--- START ---

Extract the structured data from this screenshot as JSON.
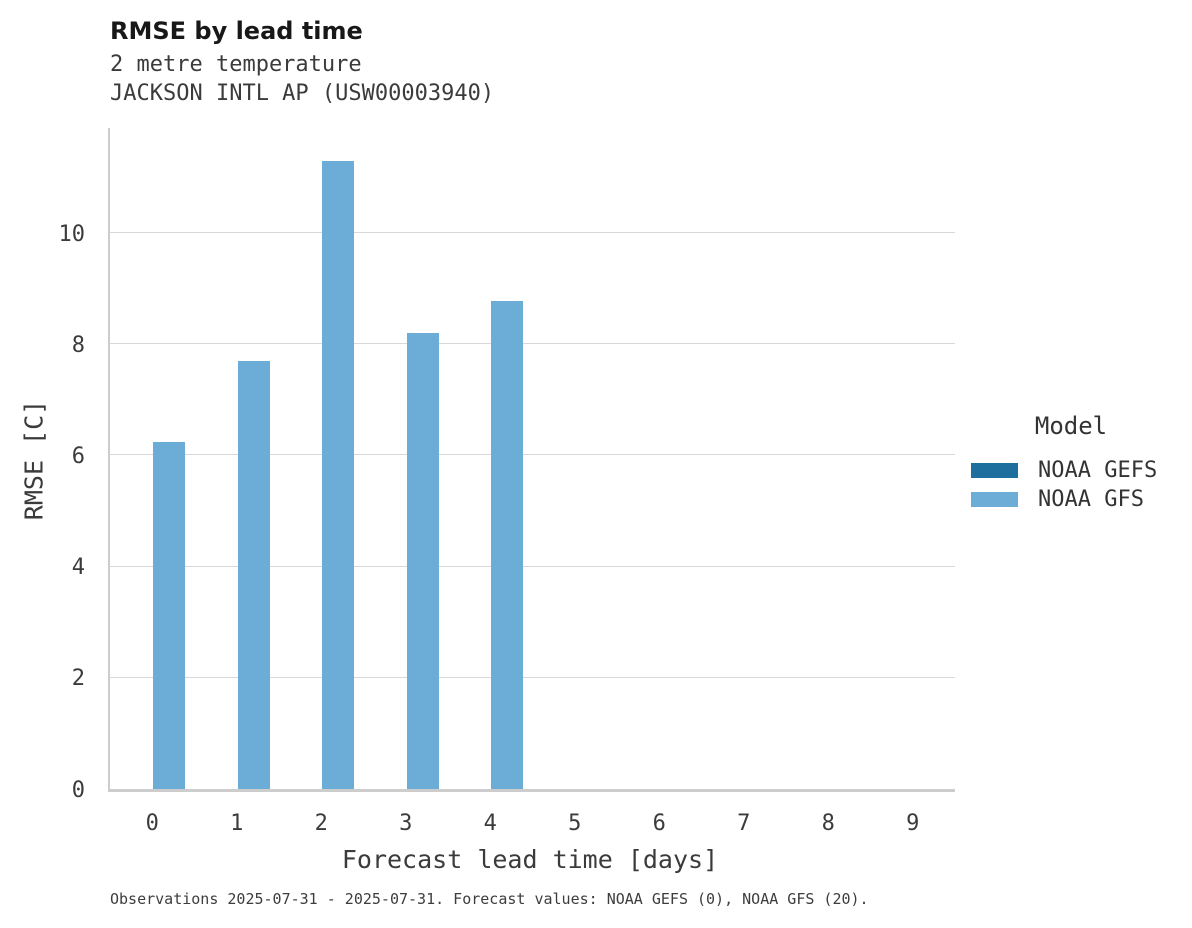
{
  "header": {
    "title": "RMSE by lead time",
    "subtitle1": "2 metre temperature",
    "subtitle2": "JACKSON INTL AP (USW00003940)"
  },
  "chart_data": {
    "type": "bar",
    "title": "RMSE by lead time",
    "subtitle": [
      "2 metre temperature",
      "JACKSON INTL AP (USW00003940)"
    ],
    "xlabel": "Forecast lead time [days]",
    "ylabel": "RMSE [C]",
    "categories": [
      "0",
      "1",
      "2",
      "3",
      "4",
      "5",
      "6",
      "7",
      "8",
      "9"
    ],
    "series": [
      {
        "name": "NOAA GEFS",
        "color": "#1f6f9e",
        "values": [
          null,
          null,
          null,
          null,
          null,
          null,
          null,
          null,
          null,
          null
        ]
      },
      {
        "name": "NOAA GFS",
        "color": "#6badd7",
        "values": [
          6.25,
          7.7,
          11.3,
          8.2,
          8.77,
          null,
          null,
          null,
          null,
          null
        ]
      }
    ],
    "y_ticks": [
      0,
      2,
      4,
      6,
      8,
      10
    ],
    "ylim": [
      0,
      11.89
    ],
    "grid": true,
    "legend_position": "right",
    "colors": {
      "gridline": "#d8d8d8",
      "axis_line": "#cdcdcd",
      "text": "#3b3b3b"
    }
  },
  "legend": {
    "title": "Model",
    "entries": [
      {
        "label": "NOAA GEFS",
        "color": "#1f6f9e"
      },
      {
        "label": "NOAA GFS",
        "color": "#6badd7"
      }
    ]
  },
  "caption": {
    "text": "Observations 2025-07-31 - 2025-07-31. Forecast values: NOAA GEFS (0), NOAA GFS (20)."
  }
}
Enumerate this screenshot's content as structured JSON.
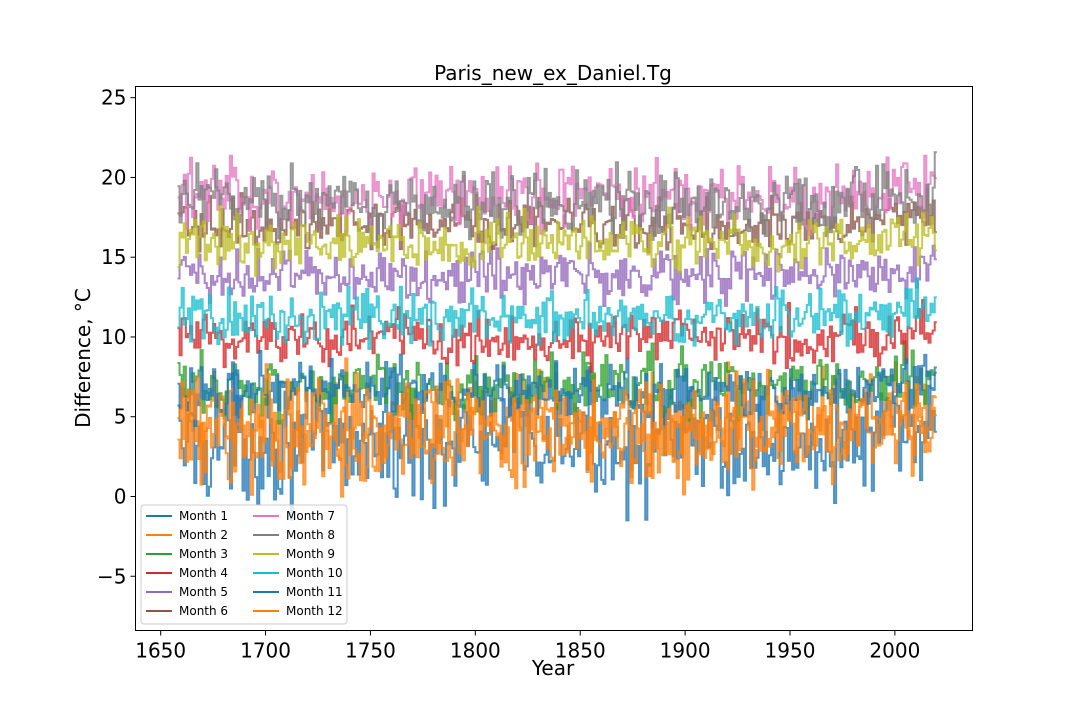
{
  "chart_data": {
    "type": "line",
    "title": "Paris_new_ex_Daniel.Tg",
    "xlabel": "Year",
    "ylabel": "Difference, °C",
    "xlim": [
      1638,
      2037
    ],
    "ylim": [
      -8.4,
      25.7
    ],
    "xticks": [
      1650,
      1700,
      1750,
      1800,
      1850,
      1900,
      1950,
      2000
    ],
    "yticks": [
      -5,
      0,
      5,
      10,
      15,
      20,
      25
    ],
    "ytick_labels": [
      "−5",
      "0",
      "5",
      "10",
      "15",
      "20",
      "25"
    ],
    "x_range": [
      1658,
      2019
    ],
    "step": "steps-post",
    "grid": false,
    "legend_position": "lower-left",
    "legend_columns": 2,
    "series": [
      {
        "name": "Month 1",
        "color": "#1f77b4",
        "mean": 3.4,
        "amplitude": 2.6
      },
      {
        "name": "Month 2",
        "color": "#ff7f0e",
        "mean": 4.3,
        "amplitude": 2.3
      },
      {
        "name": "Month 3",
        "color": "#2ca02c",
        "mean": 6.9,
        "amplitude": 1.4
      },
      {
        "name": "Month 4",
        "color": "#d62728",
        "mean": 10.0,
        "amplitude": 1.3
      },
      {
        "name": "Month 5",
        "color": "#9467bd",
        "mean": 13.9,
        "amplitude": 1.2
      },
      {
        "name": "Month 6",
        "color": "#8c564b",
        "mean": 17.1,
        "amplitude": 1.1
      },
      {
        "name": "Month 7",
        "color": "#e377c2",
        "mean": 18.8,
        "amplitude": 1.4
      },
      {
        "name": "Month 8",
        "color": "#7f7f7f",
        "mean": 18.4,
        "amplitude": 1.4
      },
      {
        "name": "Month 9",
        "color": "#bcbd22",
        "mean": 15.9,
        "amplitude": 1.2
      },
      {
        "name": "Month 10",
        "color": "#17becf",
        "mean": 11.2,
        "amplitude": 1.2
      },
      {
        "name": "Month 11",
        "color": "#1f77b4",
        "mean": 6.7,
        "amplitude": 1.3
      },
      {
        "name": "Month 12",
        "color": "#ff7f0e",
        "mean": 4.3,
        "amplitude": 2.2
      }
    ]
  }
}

--- END ---
--- START ---

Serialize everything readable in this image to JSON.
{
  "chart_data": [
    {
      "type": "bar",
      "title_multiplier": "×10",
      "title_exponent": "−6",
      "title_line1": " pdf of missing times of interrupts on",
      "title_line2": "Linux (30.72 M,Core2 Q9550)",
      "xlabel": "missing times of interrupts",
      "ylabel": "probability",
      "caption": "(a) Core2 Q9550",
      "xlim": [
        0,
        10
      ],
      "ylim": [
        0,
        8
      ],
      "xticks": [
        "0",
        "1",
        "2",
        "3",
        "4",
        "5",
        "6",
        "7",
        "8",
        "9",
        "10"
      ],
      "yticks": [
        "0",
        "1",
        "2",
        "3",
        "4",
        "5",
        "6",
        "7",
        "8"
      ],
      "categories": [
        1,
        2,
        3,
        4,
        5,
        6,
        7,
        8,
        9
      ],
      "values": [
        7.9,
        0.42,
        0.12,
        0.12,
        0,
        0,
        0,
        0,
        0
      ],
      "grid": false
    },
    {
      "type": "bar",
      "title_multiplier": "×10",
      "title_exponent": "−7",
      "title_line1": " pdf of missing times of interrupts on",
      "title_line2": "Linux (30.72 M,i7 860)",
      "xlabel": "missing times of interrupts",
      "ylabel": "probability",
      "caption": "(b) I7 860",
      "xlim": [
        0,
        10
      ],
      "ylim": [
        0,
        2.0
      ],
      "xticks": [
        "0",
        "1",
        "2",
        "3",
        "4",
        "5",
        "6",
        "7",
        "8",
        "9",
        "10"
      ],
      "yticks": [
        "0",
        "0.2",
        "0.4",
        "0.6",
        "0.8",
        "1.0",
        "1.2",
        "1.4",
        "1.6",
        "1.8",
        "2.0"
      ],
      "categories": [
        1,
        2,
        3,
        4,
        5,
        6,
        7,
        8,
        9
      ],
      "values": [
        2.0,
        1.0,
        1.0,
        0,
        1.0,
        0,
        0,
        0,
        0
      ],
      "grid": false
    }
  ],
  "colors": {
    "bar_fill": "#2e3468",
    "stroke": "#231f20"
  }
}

--- END ---
--- START ---

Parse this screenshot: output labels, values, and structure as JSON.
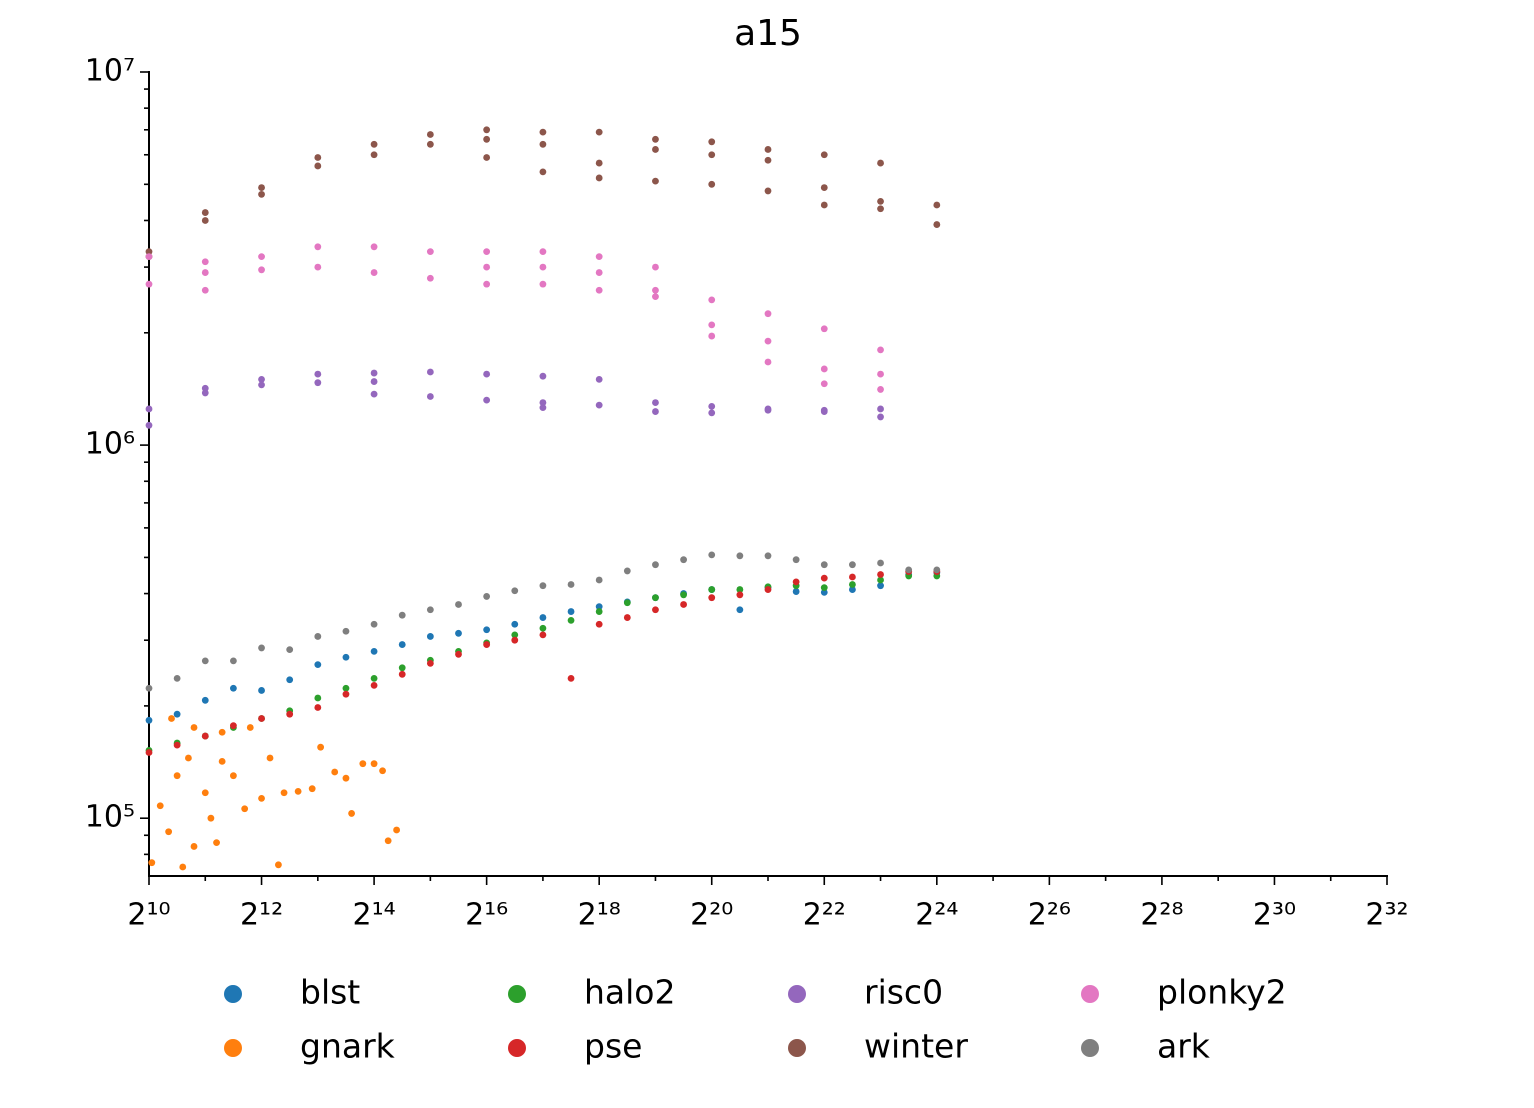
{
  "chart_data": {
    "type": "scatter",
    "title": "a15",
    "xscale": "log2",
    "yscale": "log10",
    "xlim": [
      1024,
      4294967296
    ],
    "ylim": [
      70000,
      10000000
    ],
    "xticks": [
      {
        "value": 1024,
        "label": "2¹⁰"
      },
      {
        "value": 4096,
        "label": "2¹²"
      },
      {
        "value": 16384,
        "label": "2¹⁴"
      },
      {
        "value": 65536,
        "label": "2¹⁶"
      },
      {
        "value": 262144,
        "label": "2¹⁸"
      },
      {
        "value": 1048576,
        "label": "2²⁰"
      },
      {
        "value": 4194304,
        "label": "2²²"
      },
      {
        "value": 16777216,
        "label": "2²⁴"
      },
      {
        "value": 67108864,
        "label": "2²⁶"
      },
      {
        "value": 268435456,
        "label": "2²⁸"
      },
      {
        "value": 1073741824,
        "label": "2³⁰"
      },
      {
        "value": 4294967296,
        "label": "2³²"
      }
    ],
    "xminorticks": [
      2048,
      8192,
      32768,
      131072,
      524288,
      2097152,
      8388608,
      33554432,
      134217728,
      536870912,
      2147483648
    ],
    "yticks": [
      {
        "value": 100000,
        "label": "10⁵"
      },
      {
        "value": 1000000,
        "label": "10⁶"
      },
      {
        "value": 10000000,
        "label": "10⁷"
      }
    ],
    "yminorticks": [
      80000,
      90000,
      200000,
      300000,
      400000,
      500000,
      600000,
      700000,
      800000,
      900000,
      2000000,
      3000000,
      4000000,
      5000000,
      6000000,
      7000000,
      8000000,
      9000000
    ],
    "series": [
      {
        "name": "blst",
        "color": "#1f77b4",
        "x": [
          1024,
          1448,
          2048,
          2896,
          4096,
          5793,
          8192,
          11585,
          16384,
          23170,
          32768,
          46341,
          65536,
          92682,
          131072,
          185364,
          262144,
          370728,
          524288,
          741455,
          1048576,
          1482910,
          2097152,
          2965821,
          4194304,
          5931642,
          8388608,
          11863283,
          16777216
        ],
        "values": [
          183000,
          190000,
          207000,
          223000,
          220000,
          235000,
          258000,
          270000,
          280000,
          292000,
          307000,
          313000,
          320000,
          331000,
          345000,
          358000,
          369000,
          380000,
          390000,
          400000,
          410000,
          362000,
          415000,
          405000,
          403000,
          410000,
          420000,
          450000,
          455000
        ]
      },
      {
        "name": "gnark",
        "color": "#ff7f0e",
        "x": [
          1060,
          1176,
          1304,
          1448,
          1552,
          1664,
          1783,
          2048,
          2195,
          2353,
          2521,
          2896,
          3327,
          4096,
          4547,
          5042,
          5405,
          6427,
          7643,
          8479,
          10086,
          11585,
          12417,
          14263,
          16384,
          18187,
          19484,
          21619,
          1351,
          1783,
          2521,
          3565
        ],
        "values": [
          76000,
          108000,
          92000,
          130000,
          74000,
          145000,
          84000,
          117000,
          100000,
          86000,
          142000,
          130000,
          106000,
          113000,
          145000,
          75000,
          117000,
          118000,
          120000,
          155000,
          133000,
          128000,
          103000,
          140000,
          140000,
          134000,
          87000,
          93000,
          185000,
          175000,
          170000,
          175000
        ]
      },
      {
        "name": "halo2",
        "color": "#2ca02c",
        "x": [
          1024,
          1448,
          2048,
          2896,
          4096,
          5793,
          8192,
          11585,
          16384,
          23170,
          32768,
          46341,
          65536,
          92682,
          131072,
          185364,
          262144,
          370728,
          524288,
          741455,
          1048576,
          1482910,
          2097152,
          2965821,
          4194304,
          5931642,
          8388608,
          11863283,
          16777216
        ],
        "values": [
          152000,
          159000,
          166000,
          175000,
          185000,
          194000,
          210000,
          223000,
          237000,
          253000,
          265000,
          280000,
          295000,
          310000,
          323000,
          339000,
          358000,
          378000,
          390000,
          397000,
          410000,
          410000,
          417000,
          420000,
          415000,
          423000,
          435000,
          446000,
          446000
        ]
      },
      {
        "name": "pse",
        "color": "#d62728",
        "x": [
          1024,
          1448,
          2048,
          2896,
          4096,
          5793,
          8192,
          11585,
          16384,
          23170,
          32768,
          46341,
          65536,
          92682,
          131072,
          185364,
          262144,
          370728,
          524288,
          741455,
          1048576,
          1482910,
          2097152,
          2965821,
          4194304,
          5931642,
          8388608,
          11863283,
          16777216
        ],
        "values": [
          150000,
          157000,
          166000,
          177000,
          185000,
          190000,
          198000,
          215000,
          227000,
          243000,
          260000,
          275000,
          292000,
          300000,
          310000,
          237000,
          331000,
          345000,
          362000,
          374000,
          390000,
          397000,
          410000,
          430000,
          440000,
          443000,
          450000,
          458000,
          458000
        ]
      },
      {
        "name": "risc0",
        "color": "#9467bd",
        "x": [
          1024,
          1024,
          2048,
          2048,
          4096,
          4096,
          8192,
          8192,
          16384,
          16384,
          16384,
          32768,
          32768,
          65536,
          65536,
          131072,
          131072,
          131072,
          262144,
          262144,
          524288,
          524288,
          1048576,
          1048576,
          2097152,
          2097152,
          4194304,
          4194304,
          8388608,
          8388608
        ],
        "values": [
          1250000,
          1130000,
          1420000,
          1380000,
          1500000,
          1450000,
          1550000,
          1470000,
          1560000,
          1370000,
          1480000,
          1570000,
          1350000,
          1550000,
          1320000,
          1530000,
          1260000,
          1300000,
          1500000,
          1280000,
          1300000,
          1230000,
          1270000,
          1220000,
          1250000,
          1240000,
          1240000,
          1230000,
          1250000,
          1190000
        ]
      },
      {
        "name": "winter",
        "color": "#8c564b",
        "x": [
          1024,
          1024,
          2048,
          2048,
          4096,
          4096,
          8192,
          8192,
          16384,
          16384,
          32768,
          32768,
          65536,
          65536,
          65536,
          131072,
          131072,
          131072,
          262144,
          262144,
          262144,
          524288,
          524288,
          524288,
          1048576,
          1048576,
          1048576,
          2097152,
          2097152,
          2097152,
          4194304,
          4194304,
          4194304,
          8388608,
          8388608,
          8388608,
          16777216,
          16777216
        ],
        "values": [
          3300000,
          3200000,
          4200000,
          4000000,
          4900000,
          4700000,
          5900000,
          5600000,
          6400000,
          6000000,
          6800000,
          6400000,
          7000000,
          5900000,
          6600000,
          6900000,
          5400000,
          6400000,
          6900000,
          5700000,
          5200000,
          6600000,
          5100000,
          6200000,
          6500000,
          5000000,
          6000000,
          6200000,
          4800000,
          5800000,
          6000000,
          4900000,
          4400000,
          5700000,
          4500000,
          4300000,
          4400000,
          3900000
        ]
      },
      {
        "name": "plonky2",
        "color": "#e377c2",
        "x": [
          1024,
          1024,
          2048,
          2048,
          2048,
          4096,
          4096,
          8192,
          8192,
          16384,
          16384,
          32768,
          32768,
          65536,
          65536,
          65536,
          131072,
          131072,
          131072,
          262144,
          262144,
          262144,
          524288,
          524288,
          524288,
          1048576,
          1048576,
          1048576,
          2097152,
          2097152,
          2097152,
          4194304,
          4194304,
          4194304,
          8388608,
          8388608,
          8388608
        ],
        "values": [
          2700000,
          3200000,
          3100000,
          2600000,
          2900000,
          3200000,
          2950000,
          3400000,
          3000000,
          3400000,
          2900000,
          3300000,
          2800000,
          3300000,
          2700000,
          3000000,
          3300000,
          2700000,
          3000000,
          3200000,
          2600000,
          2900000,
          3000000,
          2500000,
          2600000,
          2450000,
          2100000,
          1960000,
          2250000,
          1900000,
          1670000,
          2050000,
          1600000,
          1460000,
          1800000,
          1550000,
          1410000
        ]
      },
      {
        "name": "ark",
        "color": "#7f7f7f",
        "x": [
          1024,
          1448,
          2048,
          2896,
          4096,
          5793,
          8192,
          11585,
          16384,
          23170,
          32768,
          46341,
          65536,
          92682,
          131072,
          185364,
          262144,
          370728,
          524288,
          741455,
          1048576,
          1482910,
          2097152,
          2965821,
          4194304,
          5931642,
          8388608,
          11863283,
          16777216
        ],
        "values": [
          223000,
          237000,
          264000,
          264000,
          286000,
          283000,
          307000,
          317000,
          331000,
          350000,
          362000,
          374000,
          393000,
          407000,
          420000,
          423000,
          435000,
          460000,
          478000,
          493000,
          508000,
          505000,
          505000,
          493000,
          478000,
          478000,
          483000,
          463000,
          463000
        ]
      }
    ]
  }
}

--- END ---

What to do |
Search the data above for the string "JACKSON" and copy each line that has it.

Answer to the task |
    "subtitle2": "JACKSON INTL AP (USW00003940)"
      "JACKSON INTL AP (USW00003940)"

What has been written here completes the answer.